> **WHAT NEEDS TO BE DONE**
Here are some entries; quote each one exactly.

··· DATA SUPPLIED

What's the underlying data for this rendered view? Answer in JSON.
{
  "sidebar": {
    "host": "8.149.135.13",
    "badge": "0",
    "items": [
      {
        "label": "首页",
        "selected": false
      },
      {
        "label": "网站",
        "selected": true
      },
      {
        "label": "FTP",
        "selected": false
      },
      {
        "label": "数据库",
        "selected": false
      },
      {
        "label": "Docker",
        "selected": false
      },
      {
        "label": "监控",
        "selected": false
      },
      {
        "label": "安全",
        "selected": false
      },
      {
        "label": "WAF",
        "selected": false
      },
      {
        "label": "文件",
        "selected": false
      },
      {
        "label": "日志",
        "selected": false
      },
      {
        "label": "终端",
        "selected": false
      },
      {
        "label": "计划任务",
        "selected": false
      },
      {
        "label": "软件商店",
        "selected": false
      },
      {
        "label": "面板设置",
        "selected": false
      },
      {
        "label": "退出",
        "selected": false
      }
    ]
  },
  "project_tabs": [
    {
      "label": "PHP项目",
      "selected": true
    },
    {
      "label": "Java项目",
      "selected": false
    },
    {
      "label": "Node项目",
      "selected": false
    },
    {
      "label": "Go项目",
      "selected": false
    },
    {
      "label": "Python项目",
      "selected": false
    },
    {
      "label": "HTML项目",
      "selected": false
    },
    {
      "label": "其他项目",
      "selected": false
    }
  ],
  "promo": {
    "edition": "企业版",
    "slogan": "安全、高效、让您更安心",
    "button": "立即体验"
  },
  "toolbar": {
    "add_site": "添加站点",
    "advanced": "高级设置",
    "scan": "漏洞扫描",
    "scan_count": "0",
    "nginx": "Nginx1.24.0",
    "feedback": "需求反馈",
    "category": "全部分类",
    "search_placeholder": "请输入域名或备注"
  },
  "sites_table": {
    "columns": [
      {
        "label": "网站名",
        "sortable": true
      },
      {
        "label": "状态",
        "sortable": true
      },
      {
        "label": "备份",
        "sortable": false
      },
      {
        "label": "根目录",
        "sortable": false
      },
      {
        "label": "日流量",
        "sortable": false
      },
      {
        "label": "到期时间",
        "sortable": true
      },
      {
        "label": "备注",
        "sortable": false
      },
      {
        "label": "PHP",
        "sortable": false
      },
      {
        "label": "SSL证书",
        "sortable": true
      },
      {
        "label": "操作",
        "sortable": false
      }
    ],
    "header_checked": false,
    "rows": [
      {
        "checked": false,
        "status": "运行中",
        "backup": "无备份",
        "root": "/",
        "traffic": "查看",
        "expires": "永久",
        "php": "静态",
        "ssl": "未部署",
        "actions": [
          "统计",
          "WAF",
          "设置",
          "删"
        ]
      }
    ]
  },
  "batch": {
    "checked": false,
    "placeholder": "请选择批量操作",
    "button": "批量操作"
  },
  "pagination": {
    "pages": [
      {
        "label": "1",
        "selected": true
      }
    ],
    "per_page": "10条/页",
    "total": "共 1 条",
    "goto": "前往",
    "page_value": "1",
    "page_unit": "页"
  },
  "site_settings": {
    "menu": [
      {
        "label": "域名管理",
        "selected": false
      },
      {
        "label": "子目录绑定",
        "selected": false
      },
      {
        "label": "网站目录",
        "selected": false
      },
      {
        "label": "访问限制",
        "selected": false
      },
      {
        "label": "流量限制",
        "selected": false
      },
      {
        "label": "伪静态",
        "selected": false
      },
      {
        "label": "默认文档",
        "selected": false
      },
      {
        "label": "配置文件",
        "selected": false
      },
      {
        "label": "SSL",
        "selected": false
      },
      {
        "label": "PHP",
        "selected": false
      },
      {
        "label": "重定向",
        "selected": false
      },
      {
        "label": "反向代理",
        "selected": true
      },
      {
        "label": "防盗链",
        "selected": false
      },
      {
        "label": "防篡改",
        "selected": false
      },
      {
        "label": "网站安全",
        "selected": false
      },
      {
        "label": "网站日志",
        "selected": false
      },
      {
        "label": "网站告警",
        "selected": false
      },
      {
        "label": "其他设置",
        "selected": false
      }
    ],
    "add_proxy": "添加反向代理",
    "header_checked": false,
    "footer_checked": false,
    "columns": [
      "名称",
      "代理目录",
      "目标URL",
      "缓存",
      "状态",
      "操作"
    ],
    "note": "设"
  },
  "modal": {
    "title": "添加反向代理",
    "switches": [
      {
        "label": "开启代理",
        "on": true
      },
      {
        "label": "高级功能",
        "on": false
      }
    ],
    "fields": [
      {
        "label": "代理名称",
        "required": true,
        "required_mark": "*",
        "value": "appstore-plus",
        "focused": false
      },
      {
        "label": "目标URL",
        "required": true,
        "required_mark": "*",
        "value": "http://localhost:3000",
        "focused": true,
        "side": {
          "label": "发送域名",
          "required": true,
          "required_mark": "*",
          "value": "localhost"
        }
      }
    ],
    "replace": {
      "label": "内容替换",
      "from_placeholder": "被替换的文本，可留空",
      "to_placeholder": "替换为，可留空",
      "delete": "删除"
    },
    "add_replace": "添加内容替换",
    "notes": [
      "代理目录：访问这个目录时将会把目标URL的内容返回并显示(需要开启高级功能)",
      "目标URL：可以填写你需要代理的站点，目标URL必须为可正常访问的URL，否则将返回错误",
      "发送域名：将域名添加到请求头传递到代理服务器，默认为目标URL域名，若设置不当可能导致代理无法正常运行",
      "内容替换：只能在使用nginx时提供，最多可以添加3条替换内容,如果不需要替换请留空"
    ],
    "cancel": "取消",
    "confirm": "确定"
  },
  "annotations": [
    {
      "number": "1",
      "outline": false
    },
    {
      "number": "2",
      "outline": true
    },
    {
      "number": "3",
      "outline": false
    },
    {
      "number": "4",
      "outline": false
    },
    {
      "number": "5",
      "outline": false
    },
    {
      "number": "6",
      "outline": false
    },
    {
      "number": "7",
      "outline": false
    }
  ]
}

······

> **WRITTEN ANSWER**
What's the underlying data for this rendered view? Answer in JSON.
{
  "sidebar": {
    "host": "8.149.135.13",
    "badge": "0",
    "items": [
      {
        "label": "首页",
        "selected": false
      },
      {
        "label": "网站",
        "selected": true
      },
      {
        "label": "FTP",
        "selected": false
      },
      {
        "label": "数据库",
        "selected": false
      },
      {
        "label": "Docker",
        "selected": false
      },
      {
        "label": "监控",
        "selected": false
      },
      {
        "label": "安全",
        "selected": false
      },
      {
        "label": "WAF",
        "selected": false
      },
      {
        "label": "文件",
        "selected": false
      },
      {
        "label": "日志",
        "selected": false
      },
      {
        "label": "终端",
        "selected": false
      },
      {
        "label": "计划任务",
        "selected": false
      },
      {
        "label": "软件商店",
        "selected": false
      },
      {
        "label": "面板设置",
        "selected": false
      },
      {
        "label": "退出",
        "selected": false
      }
    ]
  },
  "project_tabs": [
    {
      "label": "PHP项目",
      "selected": true
    },
    {
      "label": "Java项目",
      "selected": false
    },
    {
      "label": "Node项目",
      "selected": false
    },
    {
      "label": "Go项目",
      "selected": false
    },
    {
      "label": "Python项目",
      "selected": false
    },
    {
      "label": "HTML项目",
      "selected": false
    },
    {
      "label": "其他项目",
      "selected": false
    }
  ],
  "promo": {
    "edition": "企业版",
    "slogan": "安全、高效、让您更安心",
    "button": "立即体验"
  },
  "toolbar": {
    "add_site": "添加站点",
    "advanced": "高级设置",
    "scan": "漏洞扫描",
    "scan_count": "0",
    "nginx": "Nginx1.24.0",
    "feedback": "需求反馈",
    "category": "全部分类",
    "search_placeholder": "请输入域名或备注"
  },
  "sites_table": {
    "columns": [
      {
        "label": "网站名",
        "sortable": true
      },
      {
        "label": "状态",
        "sortable": true
      },
      {
        "label": "备份",
        "sortable": false
      },
      {
        "label": "根目录",
        "sortable": false
      },
      {
        "label": "日流量",
        "sortable": false
      },
      {
        "label": "到期时间",
        "sortable": true
      },
      {
        "label": "备注",
        "sortable": false
      },
      {
        "label": "PHP",
        "sortable": false
      },
      {
        "label": "SSL证书",
        "sortable": true
      },
      {
        "label": "操作",
        "sortable": false
      }
    ],
    "header_checked": false,
    "rows": [
      {
        "checked": false,
        "status": "运行中",
        "backup": "无备份",
        "root": "/",
        "traffic": "查看",
        "expires": "永久",
        "php": "静态",
        "ssl": "未部署",
        "actions": [
          "统计",
          "WAF",
          "设置",
          "删"
        ]
      }
    ]
  },
  "batch": {
    "checked": false,
    "placeholder": "请选择批量操作",
    "button": "批量操作"
  },
  "pagination": {
    "pages": [
      {
        "label": "1",
        "selected": true
      }
    ],
    "per_page": "10条/页",
    "total": "共 1 条",
    "goto": "前往",
    "page_value": "1",
    "page_unit": "页"
  },
  "site_settings": {
    "menu": [
      {
        "label": "域名管理",
        "selected": false
      },
      {
        "label": "子目录绑定",
        "selected": false
      },
      {
        "label": "网站目录",
        "selected": false
      },
      {
        "label": "访问限制",
        "selected": false
      },
      {
        "label": "流量限制",
        "selected": false
      },
      {
        "label": "伪静态",
        "selected": false
      },
      {
        "label": "默认文档",
        "selected": false
      },
      {
        "label": "配置文件",
        "selected": false
      },
      {
        "label": "SSL",
        "selected": false
      },
      {
        "label": "PHP",
        "selected": false
      },
      {
        "label": "重定向",
        "selected": false
      },
      {
        "label": "反向代理",
        "selected": true
      },
      {
        "label": "防盗链",
        "selected": false
      },
      {
        "label": "防篡改",
        "selected": false
      },
      {
        "label": "网站安全",
        "selected": false
      },
      {
        "label": "网站日志",
        "selected": false
      },
      {
        "label": "网站告警",
        "selected": false
      },
      {
        "label": "其他设置",
        "selected": false
      }
    ],
    "add_proxy": "添加反向代理",
    "header_checked": false,
    "footer_checked": false,
    "columns": [
      "名称",
      "代理目录",
      "目标URL",
      "缓存",
      "状态",
      "操作"
    ],
    "note": "设"
  },
  "modal": {
    "title": "添加反向代理",
    "switches": [
      {
        "label": "开启代理",
        "on": true
      },
      {
        "label": "高级功能",
        "on": false
      }
    ],
    "fields": [
      {
        "label": "代理名称",
        "required": true,
        "required_mark": "*",
        "value": "appstore-plus",
        "focused": false
      },
      {
        "label": "目标URL",
        "required": true,
        "required_mark": "*",
        "value": "http://localhost:3000",
        "focused": true,
        "side": {
          "label": "发送域名",
          "required": true,
          "required_mark": "*",
          "value": "localhost"
        }
      }
    ],
    "replace": {
      "label": "内容替换",
      "from_placeholder": "被替换的文本，可留空",
      "to_placeholder": "替换为，可留空",
      "delete": "删除"
    },
    "add_replace": "添加内容替换",
    "notes": [
      "代理目录：访问这个目录时将会把目标URL的内容返回并显示(需要开启高级功能)",
      "目标URL：可以填写你需要代理的站点，目标URL必须为可正常访问的URL，否则将返回错误",
      "发送域名：将域名添加到请求头传递到代理服务器，默认为目标URL域名，若设置不当可能导致代理无法正常运行",
      "内容替换：只能在使用nginx时提供，最多可以添加3条替换内容,如果不需要替换请留空"
    ],
    "cancel": "取消",
    "confirm": "确定"
  },
  "annotations": [
    {
      "number": "1",
      "outline": false
    },
    {
      "number": "2",
      "outline": true
    },
    {
      "number": "3",
      "outline": false
    },
    {
      "number": "4",
      "outline": false
    },
    {
      "number": "5",
      "outline": false
    },
    {
      "number": "6",
      "outline": false
    },
    {
      "number": "7",
      "outline": false
    }
  ]
}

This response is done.